TASK DESCRIPTION →
Lines that contain "dosti" are to be counted; give only their number.
___ INPUT RECORDS ___
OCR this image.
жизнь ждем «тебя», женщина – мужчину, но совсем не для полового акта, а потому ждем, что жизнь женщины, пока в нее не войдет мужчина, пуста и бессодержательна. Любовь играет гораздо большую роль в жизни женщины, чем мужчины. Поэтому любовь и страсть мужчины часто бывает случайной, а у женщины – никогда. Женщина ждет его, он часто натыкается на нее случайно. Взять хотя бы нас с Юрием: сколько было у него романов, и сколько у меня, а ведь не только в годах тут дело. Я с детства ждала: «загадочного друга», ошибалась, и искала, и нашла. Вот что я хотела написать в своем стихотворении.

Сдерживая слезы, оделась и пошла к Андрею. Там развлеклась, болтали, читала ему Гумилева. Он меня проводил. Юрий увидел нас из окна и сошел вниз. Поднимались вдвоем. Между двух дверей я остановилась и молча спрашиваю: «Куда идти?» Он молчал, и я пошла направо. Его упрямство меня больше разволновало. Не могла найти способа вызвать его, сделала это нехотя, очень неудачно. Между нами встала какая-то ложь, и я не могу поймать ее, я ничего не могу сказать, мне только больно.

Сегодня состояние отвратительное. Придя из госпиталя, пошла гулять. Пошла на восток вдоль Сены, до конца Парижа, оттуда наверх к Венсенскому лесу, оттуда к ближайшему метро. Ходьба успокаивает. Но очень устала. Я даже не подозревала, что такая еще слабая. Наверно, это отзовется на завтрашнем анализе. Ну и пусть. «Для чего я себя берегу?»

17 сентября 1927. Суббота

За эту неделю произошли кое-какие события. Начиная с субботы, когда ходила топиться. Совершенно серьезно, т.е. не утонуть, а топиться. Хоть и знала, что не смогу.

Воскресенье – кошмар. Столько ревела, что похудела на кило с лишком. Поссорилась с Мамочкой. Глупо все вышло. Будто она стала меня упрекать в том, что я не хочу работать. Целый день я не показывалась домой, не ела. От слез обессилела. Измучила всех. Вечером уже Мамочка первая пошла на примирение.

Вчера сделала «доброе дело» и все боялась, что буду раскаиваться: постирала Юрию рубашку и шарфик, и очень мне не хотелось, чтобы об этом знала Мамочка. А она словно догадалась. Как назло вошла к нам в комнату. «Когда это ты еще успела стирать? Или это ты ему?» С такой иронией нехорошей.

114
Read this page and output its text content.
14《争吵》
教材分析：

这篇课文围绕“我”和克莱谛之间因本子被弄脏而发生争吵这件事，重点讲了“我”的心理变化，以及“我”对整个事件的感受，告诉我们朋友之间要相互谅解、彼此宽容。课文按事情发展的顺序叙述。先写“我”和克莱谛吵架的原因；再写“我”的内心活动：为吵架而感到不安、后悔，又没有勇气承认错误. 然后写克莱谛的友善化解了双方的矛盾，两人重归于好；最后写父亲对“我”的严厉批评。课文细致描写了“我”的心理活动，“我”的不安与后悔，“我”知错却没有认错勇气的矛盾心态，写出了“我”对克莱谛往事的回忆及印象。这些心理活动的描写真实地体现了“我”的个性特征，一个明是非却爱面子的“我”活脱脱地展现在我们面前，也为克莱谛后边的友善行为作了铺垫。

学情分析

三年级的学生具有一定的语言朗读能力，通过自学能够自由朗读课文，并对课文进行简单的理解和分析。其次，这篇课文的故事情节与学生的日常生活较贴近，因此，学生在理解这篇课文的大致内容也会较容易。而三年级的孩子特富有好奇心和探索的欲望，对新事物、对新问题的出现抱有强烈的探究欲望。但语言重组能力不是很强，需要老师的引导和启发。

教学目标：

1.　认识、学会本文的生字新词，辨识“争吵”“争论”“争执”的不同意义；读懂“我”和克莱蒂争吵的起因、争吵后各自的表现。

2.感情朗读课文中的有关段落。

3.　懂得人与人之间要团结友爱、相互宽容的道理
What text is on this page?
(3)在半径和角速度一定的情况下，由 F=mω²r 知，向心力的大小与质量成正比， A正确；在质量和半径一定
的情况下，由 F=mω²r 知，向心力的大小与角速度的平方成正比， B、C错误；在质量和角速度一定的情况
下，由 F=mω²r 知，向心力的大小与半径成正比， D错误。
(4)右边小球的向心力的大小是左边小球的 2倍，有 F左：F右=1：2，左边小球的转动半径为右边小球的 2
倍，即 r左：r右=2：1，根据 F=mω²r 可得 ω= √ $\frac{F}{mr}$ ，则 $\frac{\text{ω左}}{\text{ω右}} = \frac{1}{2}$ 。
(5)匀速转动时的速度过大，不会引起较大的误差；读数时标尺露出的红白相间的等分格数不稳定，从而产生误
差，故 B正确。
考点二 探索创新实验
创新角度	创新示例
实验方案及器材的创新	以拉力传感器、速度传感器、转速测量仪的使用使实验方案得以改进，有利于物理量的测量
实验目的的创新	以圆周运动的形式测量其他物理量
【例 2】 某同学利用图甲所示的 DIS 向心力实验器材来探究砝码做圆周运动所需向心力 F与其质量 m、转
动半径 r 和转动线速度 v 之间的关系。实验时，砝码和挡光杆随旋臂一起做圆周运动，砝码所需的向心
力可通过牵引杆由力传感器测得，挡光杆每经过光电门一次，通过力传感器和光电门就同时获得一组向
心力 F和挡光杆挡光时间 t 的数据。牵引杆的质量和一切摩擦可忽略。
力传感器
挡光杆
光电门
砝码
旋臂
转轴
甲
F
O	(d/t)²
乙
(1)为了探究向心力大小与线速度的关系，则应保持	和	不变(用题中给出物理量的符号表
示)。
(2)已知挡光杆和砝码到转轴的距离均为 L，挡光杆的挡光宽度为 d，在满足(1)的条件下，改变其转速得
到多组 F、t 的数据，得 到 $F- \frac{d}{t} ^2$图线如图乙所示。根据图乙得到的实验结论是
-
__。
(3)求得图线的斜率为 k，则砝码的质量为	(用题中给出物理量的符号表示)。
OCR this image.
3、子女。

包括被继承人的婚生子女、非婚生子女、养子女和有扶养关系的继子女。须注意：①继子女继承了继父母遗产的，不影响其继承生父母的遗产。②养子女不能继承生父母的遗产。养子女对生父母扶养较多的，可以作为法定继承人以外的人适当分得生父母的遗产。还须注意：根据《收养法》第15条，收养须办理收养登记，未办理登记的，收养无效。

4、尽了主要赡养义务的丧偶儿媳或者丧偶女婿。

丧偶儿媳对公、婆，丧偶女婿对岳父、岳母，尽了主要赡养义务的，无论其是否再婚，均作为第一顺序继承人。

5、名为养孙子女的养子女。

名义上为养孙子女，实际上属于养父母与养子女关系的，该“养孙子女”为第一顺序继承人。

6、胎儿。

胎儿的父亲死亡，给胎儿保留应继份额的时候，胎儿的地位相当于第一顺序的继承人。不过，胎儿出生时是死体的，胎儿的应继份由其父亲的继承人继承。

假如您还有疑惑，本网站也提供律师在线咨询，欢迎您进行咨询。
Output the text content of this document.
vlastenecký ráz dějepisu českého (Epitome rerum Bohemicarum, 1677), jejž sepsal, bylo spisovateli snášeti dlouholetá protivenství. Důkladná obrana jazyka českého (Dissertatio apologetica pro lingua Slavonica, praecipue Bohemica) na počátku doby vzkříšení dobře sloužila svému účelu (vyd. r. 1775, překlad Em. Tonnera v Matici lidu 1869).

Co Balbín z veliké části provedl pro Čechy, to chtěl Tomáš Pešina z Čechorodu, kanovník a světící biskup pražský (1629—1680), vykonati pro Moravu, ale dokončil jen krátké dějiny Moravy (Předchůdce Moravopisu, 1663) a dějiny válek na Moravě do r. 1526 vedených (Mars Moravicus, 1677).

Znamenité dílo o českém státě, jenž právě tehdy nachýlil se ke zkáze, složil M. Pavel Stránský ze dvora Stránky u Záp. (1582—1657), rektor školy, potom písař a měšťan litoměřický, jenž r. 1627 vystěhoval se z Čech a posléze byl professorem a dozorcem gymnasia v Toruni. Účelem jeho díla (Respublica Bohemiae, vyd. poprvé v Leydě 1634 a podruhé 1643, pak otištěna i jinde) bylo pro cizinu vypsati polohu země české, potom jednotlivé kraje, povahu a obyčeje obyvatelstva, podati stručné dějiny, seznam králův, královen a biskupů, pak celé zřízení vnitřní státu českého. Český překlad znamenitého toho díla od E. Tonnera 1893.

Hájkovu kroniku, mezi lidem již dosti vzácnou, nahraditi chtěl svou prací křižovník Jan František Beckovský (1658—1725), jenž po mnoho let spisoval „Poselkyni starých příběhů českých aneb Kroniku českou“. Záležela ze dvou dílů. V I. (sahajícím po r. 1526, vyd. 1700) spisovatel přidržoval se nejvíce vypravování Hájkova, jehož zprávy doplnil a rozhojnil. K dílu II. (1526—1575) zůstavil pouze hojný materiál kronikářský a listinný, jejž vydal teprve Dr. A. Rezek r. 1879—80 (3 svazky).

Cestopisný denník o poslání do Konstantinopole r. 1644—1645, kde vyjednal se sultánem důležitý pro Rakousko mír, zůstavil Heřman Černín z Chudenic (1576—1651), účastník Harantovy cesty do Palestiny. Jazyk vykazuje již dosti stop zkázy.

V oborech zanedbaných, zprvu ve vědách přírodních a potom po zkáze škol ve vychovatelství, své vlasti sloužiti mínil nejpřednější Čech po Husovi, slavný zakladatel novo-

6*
___
TASK ANSWER →
2